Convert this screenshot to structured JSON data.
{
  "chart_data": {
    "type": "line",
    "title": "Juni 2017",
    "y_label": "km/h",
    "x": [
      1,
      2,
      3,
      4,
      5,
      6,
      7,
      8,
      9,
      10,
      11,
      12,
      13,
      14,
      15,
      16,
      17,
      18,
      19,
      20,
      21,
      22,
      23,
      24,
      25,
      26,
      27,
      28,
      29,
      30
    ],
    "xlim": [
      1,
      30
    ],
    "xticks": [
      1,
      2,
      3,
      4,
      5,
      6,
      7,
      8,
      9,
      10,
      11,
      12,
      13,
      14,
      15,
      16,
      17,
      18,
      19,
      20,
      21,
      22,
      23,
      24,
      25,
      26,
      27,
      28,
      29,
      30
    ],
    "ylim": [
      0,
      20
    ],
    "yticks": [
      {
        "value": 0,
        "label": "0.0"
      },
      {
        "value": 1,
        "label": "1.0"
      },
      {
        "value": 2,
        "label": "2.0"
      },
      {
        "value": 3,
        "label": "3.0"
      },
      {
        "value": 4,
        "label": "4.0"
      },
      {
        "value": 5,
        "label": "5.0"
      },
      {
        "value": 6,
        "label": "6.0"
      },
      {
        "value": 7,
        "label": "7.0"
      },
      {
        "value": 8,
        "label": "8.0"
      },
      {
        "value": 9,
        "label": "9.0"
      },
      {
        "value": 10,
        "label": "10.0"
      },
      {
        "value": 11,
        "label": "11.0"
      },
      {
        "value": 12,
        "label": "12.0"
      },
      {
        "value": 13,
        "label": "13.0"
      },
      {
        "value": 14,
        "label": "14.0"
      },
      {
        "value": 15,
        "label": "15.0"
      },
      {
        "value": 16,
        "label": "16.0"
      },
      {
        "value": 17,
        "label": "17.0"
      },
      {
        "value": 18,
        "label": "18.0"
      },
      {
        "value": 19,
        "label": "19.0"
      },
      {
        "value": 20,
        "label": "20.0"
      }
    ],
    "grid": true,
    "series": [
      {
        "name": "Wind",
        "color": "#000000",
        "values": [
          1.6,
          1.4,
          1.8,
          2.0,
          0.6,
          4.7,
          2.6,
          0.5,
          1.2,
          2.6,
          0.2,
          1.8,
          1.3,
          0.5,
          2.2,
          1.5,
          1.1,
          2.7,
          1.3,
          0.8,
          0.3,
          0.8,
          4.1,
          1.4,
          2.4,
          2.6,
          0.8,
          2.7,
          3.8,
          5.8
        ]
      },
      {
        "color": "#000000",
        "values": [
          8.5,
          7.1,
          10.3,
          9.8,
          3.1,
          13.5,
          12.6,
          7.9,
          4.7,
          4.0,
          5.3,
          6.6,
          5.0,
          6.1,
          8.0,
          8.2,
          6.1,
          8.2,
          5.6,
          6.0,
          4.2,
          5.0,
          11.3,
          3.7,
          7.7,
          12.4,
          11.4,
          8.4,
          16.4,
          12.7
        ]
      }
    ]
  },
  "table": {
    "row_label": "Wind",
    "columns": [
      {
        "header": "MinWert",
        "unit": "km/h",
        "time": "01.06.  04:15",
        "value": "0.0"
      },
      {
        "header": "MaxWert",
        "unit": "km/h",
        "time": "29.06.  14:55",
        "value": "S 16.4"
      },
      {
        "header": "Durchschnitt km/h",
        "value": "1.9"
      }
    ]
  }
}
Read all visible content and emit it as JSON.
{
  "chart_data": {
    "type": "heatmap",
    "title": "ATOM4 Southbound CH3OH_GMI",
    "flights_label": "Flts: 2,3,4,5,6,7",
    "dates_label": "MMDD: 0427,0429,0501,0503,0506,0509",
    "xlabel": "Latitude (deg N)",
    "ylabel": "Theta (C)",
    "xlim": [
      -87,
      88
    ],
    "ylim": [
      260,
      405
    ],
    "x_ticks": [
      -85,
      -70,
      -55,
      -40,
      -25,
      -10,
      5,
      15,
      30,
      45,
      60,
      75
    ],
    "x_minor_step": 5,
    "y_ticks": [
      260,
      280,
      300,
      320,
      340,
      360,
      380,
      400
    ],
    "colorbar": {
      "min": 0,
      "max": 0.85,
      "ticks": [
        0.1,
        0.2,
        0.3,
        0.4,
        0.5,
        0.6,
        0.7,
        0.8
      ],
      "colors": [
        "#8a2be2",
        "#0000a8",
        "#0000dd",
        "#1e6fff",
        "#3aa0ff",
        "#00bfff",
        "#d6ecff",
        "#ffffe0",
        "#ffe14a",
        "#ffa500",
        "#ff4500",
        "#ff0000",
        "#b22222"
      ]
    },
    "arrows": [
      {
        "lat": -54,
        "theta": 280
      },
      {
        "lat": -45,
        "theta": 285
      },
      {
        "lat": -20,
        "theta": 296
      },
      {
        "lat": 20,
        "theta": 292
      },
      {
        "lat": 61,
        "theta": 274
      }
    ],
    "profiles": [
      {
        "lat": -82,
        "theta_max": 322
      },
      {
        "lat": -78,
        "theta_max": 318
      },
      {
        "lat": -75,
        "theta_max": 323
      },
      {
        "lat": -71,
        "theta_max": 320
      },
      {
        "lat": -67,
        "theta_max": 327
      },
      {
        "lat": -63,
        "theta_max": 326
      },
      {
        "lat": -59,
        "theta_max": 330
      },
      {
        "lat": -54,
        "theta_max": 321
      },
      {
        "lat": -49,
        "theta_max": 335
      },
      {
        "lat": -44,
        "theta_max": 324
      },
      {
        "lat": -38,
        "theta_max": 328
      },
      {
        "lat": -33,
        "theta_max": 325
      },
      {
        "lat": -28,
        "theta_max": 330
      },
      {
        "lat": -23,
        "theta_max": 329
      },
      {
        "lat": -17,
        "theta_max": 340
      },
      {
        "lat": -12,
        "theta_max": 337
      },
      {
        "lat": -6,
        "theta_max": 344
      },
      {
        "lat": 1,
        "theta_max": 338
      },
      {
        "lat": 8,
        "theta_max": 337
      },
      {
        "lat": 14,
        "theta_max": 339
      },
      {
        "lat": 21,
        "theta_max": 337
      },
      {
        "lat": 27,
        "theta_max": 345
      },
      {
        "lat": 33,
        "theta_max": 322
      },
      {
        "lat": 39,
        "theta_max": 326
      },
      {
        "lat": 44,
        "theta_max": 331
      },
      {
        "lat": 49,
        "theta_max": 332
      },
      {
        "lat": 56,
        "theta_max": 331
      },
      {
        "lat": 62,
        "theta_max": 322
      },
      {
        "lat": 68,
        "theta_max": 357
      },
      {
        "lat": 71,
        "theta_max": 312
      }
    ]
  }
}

Problem: Would you restate each of the entries word for word?

Solution for this task:
Convert this screenshot to structured JSON data.
{
  "chart_data": {
    "type": "line",
    "title": "Juni 2017",
    "y_label": "km/h",
    "x": [
      1,
      2,
      3,
      4,
      5,
      6,
      7,
      8,
      9,
      10,
      11,
      12,
      13,
      14,
      15,
      16,
      17,
      18,
      19,
      20,
      21,
      22,
      23,
      24,
      25,
      26,
      27,
      28,
      29,
      30
    ],
    "xlim": [
      1,
      30
    ],
    "xticks": [
      1,
      2,
      3,
      4,
      5,
      6,
      7,
      8,
      9,
      10,
      11,
      12,
      13,
      14,
      15,
      16,
      17,
      18,
      19,
      20,
      21,
      22,
      23,
      24,
      25,
      26,
      27,
      28,
      29,
      30
    ],
    "ylim": [
      0,
      20
    ],
    "yticks": [
      {
        "value": 0,
        "label": "0.0"
      },
      {
        "value": 1,
        "label": "1.0"
      },
      {
        "value": 2,
        "label": "2.0"
      },
      {
        "value": 3,
        "label": "3.0"
      },
      {
        "value": 4,
        "label": "4.0"
      },
      {
        "value": 5,
        "label": "5.0"
      },
      {
        "value": 6,
        "label": "6.0"
      },
      {
        "value": 7,
        "label": "7.0"
      },
      {
        "value": 8,
        "label": "8.0"
      },
      {
        "value": 9,
        "label": "9.0"
      },
      {
        "value": 10,
        "label": "10.0"
      },
      {
        "value": 11,
        "label": "11.0"
      },
      {
        "value": 12,
        "label": "12.0"
      },
      {
        "value": 13,
        "label": "13.0"
      },
      {
        "value": 14,
        "label": "14.0"
      },
      {
        "value": 15,
        "label": "15.0"
      },
      {
        "value": 16,
        "label": "16.0"
      },
      {
        "value": 17,
        "label": "17.0"
      },
      {
        "value": 18,
        "label": "18.0"
      },
      {
        "value": 19,
        "label": "19.0"
      },
      {
        "value": 20,
        "label": "20.0"
      }
    ],
    "grid": true,
    "series": [
      {
        "name": "Wind",
        "color": "#000000",
        "values": [
          1.6,
          1.4,
          1.8,
          2.0,
          0.6,
          4.7,
          2.6,
          0.5,
          1.2,
          2.6,
          0.2,
          1.8,
          1.3,
          0.5,
          2.2,
          1.5,
          1.1,
          2.7,
          1.3,
          0.8,
          0.3,
          0.8,
          4.1,
          1.4,
          2.4,
          2.6,
          0.8,
          2.7,
          3.8,
          5.8
        ]
      },
      {
        "color": "#000000",
        "values": [
          8.5,
          7.1,
          10.3,
          9.8,
          3.1,
          13.5,
          12.6,
          7.9,
          4.7,
          4.0,
          5.3,
          6.6,
          5.0,
          6.1,
          8.0,
          8.2,
          6.1,
          8.2,
          5.6,
          6.0,
          4.2,
          5.0,
          11.3,
          3.7,
          7.7,
          12.4,
          11.4,
          8.4,
          16.4,
          12.7
        ]
      }
    ]
  },
  "table": {
    "row_label": "Wind",
    "columns": [
      {
        "header": "MinWert",
        "unit": "km/h",
        "time": "01.06.  04:15",
        "value": "0.0"
      },
      {
        "header": "MaxWert",
        "unit": "km/h",
        "time": "29.06.  14:55",
        "value": "S 16.4"
      },
      {
        "header": "Durchschnitt km/h",
        "value": "1.9"
      }
    ]
  }
}
Read all visible content and emit it as JSON.
{
  "chart_data": {
    "type": "heatmap",
    "title": "ATOM4 Southbound CH3OH_GMI",
    "flights_label": "Flts: 2,3,4,5,6,7",
    "dates_label": "MMDD: 0427,0429,0501,0503,0506,0509",
    "xlabel": "Latitude (deg N)",
    "ylabel": "Theta (C)",
    "xlim": [
      -87,
      88
    ],
    "ylim": [
      260,
      405
    ],
    "x_ticks": [
      -85,
      -70,
      -55,
      -40,
      -25,
      -10,
      5,
      15,
      30,
      45,
      60,
      75
    ],
    "x_minor_step": 5,
    "y_ticks": [
      260,
      280,
      300,
      320,
      340,
      360,
      380,
      400
    ],
    "colorbar": {
      "min": 0,
      "max": 0.85,
      "ticks": [
        0.1,
        0.2,
        0.3,
        0.4,
        0.5,
        0.6,
        0.7,
        0.8
      ],
      "colors": [
        "#8a2be2",
        "#0000a8",
        "#0000dd",
        "#1e6fff",
        "#3aa0ff",
        "#00bfff",
        "#d6ecff",
        "#ffffe0",
        "#ffe14a",
        "#ffa500",
        "#ff4500",
        "#ff0000",
        "#b22222"
      ]
    },
    "arrows": [
      {
        "lat": -54,
        "theta": 280
      },
      {
        "lat": -45,
        "theta": 285
      },
      {
        "lat": -20,
        "theta": 296
      },
      {
        "lat": 20,
        "theta": 292
      },
      {
        "lat": 61,
        "theta": 274
      }
    ],
    "profiles": [
      {
        "lat": -82,
        "theta_max": 322
      },
      {
        "lat": -78,
        "theta_max": 318
      },
      {
        "lat": -75,
        "theta_max": 323
      },
      {
        "lat": -71,
        "theta_max": 320
      },
      {
        "lat": -67,
        "theta_max": 327
      },
      {
        "lat": -63,
        "theta_max": 326
      },
      {
        "lat": -59,
        "theta_max": 330
      },
      {
        "lat": -54,
        "theta_max": 321
      },
      {
        "lat": -49,
        "theta_max": 335
      },
      {
        "lat": -44,
        "theta_max": 324
      },
      {
        "lat": -38,
        "theta_max": 328
      },
      {
        "lat": -33,
        "theta_max": 325
      },
      {
        "lat": -28,
        "theta_max": 330
      },
      {
        "lat": -23,
        "theta_max": 329
      },
      {
        "lat": -17,
        "theta_max": 340
      },
      {
        "lat": -12,
        "theta_max": 337
      },
      {
        "lat": -6,
        "theta_max": 344
      },
      {
        "lat": 1,
        "theta_max": 338
      },
      {
        "lat": 8,
        "theta_max": 337
      },
      {
        "lat": 14,
        "theta_max": 339
      },
      {
        "lat": 21,
        "theta_max": 337
      },
      {
        "lat": 27,
        "theta_max": 345
      },
      {
        "lat": 33,
        "theta_max": 322
      },
      {
        "lat": 39,
        "theta_max": 326
      },
      {
        "lat": 44,
        "theta_max": 331
      },
      {
        "lat": 49,
        "theta_max": 332
      },
      {
        "lat": 56,
        "theta_max": 331
      },
      {
        "lat": 62,
        "theta_max": 322
      },
      {
        "lat": 68,
        "theta_max": 357
      },
      {
        "lat": 71,
        "theta_max": 312
      }
    ]
  }
}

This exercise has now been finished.